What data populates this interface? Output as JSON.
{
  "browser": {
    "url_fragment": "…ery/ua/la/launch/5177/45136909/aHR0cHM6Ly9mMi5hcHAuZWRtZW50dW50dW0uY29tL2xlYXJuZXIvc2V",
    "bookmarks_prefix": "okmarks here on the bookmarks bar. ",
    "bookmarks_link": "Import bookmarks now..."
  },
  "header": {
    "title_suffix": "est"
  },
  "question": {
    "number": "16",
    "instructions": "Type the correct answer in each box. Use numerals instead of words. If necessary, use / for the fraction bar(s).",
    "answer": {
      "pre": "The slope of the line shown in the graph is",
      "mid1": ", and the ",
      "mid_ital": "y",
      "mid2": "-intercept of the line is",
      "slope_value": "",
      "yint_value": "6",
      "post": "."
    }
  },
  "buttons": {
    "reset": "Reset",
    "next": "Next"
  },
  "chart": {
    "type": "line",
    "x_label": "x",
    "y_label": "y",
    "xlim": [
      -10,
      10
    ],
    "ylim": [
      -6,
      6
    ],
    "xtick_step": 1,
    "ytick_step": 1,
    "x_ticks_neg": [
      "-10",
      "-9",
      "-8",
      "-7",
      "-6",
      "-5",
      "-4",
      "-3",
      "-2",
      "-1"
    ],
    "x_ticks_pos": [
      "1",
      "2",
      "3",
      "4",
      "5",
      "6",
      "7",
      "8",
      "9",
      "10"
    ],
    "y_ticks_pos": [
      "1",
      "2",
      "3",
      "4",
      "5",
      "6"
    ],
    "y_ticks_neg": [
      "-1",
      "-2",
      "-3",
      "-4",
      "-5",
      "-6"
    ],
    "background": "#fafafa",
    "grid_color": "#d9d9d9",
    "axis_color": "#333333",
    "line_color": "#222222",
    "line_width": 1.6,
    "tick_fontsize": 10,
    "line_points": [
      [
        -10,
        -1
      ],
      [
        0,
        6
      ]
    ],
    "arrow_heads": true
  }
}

__EXERCISE__
Using the listing above, reproduce each line without omission.

__RESPONSE TO THE EXERCISE__
What data populates this interface? Output as JSON.
{
  "browser": {
    "url_fragment": "…ery/ua/la/launch/5177/45136909/aHR0cHM6Ly9mMi5hcHAuZWRtZW50dW50dW0uY29tL2xlYXJuZXIvc2V",
    "bookmarks_prefix": "okmarks here on the bookmarks bar. ",
    "bookmarks_link": "Import bookmarks now..."
  },
  "header": {
    "title_suffix": "est"
  },
  "question": {
    "number": "16",
    "instructions": "Type the correct answer in each box. Use numerals instead of words. If necessary, use / for the fraction bar(s).",
    "answer": {
      "pre": "The slope of the line shown in the graph is",
      "mid1": ", and the ",
      "mid_ital": "y",
      "mid2": "-intercept of the line is",
      "slope_value": "",
      "yint_value": "6",
      "post": "."
    }
  },
  "buttons": {
    "reset": "Reset",
    "next": "Next"
  },
  "chart": {
    "type": "line",
    "x_label": "x",
    "y_label": "y",
    "xlim": [
      -10,
      10
    ],
    "ylim": [
      -6,
      6
    ],
    "xtick_step": 1,
    "ytick_step": 1,
    "x_ticks_neg": [
      "-10",
      "-9",
      "-8",
      "-7",
      "-6",
      "-5",
      "-4",
      "-3",
      "-2",
      "-1"
    ],
    "x_ticks_pos": [
      "1",
      "2",
      "3",
      "4",
      "5",
      "6",
      "7",
      "8",
      "9",
      "10"
    ],
    "y_ticks_pos": [
      "1",
      "2",
      "3",
      "4",
      "5",
      "6"
    ],
    "y_ticks_neg": [
      "-1",
      "-2",
      "-3",
      "-4",
      "-5",
      "-6"
    ],
    "background": "#fafafa",
    "grid_color": "#d9d9d9",
    "axis_color": "#333333",
    "line_color": "#222222",
    "line_width": 1.6,
    "tick_fontsize": 10,
    "line_points": [
      [
        -10,
        -1
      ],
      [
        0,
        6
      ]
    ],
    "arrow_heads": true
  }
}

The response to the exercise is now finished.